Input records:
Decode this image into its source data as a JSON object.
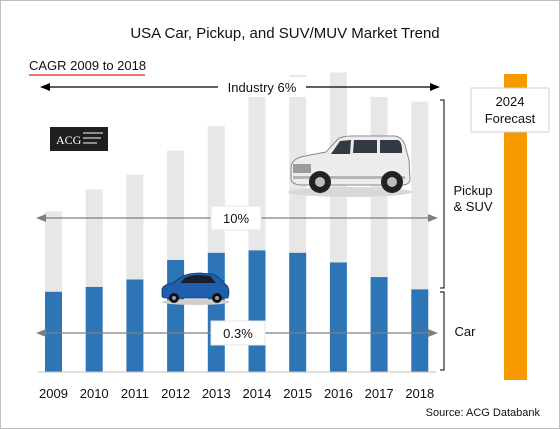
{
  "chart_data": {
    "type": "bar",
    "title": "USA Car, Pickup, and SUV/MUV Market Trend",
    "categories": [
      "2009",
      "2010",
      "2011",
      "2012",
      "2013",
      "2014",
      "2015",
      "2016",
      "2017",
      "2018"
    ],
    "series": [
      {
        "name": "Car",
        "color": "#2E75B6",
        "values": [
          33,
          35,
          38,
          46,
          49,
          50,
          49,
          45,
          39,
          34
        ]
      },
      {
        "name": "Pickup & SUV",
        "color": "#E7E7E7",
        "values": [
          33,
          40,
          43,
          45,
          52,
          63,
          73,
          78,
          74,
          77
        ]
      }
    ],
    "ylim": [
      0,
      115
    ],
    "cagr_label": "CAGR 2009 to 2018",
    "annotations": {
      "industry": "Industry 6%",
      "pickup_suv_growth": "10%",
      "car_growth": "0.3%",
      "pickup_suv_label": "Pickup\n& SUV",
      "car_label": "Car"
    },
    "forecast": {
      "label": "2024\nForecast",
      "color": "#F79A00"
    },
    "source": "Source: ACG Databank",
    "logo_text": "ACG",
    "icons": [
      "suv-illustration",
      "sedan-illustration",
      "acg-logo"
    ]
  }
}
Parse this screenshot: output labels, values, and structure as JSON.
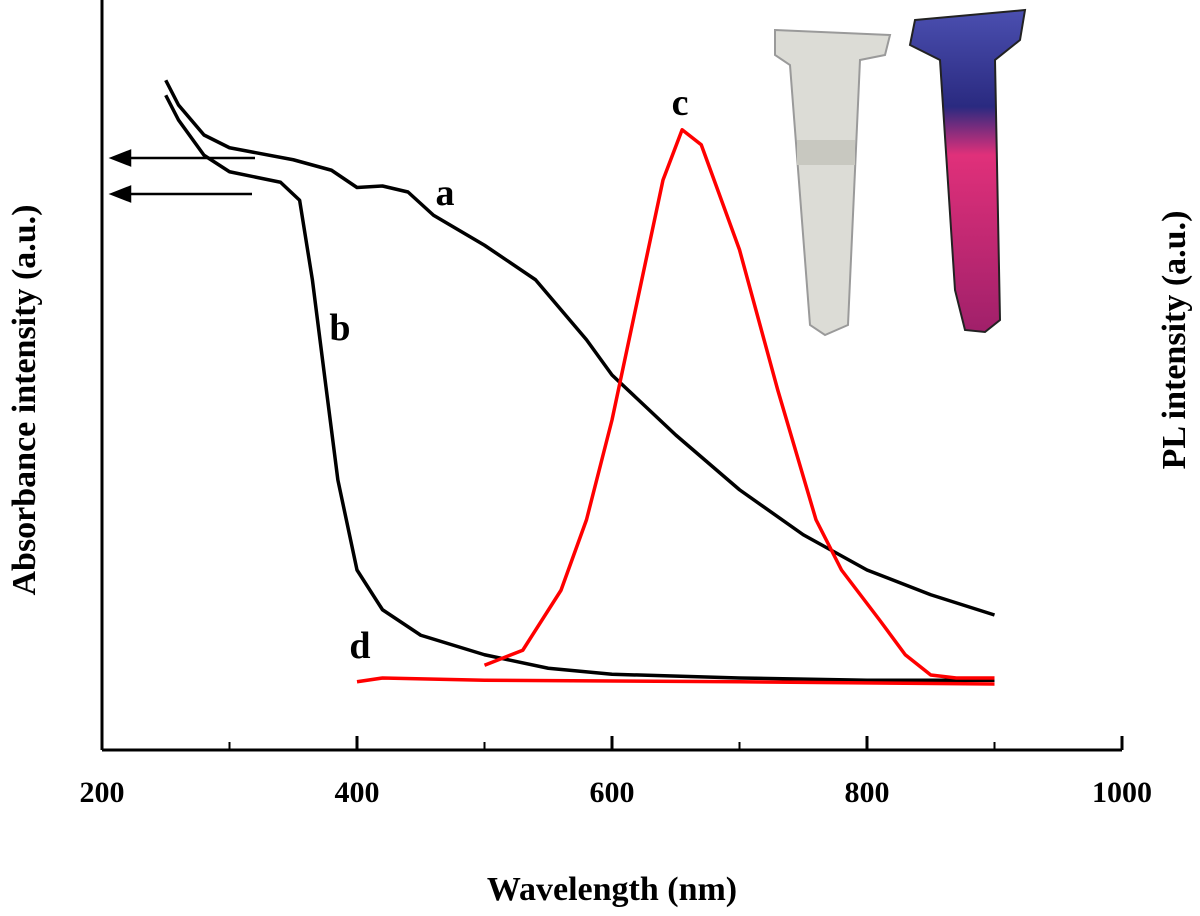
{
  "chart_data": {
    "type": "line",
    "x_label": "Wavelength (nm)",
    "y_label": "Absorbance intensity (a.u.)",
    "y2_label": "PL intensity (a.u.)",
    "xlim": [
      200,
      1000
    ],
    "xticks": [
      200,
      400,
      600,
      800,
      1000
    ],
    "xminorticks": [
      300,
      500,
      700,
      900
    ],
    "ylim": [
      0,
      100
    ],
    "series": [
      {
        "name": "a",
        "color": "#000000",
        "x": [
          250,
          260,
          280,
          300,
          350,
          380,
          400,
          420,
          440,
          460,
          500,
          540,
          580,
          600,
          650,
          700,
          750,
          800,
          850,
          900
        ],
        "values": [
          89.3,
          86,
          82,
          80.3,
          78.7,
          77.3,
          75,
          75.2,
          74.4,
          71.3,
          67.3,
          62.7,
          54.7,
          50,
          42,
          34.7,
          28.7,
          24,
          20.7,
          18
        ]
      },
      {
        "name": "b",
        "color": "#000000",
        "x": [
          250,
          260,
          280,
          300,
          340,
          355,
          365,
          375,
          385,
          400,
          420,
          450,
          500,
          550,
          600,
          700,
          800,
          900
        ],
        "values": [
          87.3,
          84,
          79.3,
          77.1,
          75.7,
          73.3,
          62.7,
          49.3,
          36,
          24,
          18.7,
          15.3,
          12.7,
          10.9,
          10.1,
          9.6,
          9.3,
          9.3
        ]
      },
      {
        "name": "c",
        "color": "#ff0000",
        "x": [
          500,
          530,
          560,
          580,
          600,
          620,
          640,
          655,
          670,
          700,
          730,
          760,
          780,
          810,
          830,
          850,
          870,
          900
        ],
        "values": [
          11.3,
          13.3,
          21.3,
          30.7,
          44,
          60,
          76,
          82.7,
          80.7,
          66.7,
          48,
          30.7,
          24,
          17.3,
          12.7,
          10,
          9.6,
          9.6
        ]
      },
      {
        "name": "d",
        "color": "#ff0000",
        "x": [
          400,
          420,
          500,
          700,
          900
        ],
        "values": [
          9.1,
          9.6,
          9.3,
          9.1,
          8.8
        ]
      }
    ]
  }
}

The request:
Find the lines containing "JSON" and pull them out.

Response:
Decode this image into its source data as a JSON object.
Parse this screenshot: output labels, values, and structure as JSON.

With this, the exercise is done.